• WHAT TO WORK ON
Produce a verbatim copy of the entries listed below.

---------- MATERIAL FOR THE TASK

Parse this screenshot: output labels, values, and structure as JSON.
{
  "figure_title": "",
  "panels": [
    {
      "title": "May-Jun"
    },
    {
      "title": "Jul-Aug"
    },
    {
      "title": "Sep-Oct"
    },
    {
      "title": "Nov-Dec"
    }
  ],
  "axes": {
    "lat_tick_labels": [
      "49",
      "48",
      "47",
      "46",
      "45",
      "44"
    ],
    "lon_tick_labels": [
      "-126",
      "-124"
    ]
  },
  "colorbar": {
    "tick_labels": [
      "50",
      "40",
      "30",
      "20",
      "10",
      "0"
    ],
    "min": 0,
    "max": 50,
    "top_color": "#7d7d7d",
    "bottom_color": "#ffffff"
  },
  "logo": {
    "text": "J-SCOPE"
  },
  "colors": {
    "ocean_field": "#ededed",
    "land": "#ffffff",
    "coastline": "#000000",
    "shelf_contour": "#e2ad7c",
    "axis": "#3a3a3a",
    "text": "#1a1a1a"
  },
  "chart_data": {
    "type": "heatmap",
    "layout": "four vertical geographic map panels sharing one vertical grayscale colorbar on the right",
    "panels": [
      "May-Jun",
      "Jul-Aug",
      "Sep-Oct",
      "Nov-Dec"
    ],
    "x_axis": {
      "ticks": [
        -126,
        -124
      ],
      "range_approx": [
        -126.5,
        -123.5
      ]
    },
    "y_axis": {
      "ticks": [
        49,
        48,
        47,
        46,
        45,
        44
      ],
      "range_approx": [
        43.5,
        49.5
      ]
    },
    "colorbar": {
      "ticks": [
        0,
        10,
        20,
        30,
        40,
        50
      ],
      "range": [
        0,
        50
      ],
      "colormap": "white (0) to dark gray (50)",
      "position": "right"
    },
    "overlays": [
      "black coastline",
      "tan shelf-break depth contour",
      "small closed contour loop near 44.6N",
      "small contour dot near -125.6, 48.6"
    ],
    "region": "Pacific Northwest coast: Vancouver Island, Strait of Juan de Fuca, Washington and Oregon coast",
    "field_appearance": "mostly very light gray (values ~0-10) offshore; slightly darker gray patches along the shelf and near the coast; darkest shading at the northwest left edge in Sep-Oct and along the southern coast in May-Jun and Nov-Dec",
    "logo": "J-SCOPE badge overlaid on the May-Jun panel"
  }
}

--------------------

• SOLUTION
Parse this screenshot: output labels, values, and structure as JSON.
{
  "figure_title": "",
  "panels": [
    {
      "title": "May-Jun"
    },
    {
      "title": "Jul-Aug"
    },
    {
      "title": "Sep-Oct"
    },
    {
      "title": "Nov-Dec"
    }
  ],
  "axes": {
    "lat_tick_labels": [
      "49",
      "48",
      "47",
      "46",
      "45",
      "44"
    ],
    "lon_tick_labels": [
      "-126",
      "-124"
    ]
  },
  "colorbar": {
    "tick_labels": [
      "50",
      "40",
      "30",
      "20",
      "10",
      "0"
    ],
    "min": 0,
    "max": 50,
    "top_color": "#7d7d7d",
    "bottom_color": "#ffffff"
  },
  "logo": {
    "text": "J-SCOPE"
  },
  "colors": {
    "ocean_field": "#ededed",
    "land": "#ffffff",
    "coastline": "#000000",
    "shelf_contour": "#e2ad7c",
    "axis": "#3a3a3a",
    "text": "#1a1a1a"
  },
  "chart_data": {
    "type": "heatmap",
    "layout": "four vertical geographic map panels sharing one vertical grayscale colorbar on the right",
    "panels": [
      "May-Jun",
      "Jul-Aug",
      "Sep-Oct",
      "Nov-Dec"
    ],
    "x_axis": {
      "ticks": [
        -126,
        -124
      ],
      "range_approx": [
        -126.5,
        -123.5
      ]
    },
    "y_axis": {
      "ticks": [
        49,
        48,
        47,
        46,
        45,
        44
      ],
      "range_approx": [
        43.5,
        49.5
      ]
    },
    "colorbar": {
      "ticks": [
        0,
        10,
        20,
        30,
        40,
        50
      ],
      "range": [
        0,
        50
      ],
      "colormap": "white (0) to dark gray (50)",
      "position": "right"
    },
    "overlays": [
      "black coastline",
      "tan shelf-break depth contour",
      "small closed contour loop near 44.6N",
      "small contour dot near -125.6, 48.6"
    ],
    "region": "Pacific Northwest coast: Vancouver Island, Strait of Juan de Fuca, Washington and Oregon coast",
    "field_appearance": "mostly very light gray (values ~0-10) offshore; slightly darker gray patches along the shelf and near the coast; darkest shading at the northwest left edge in Sep-Oct and along the southern coast in May-Jun and Nov-Dec",
    "logo": "J-SCOPE badge overlaid on the May-Jun panel"
  }
}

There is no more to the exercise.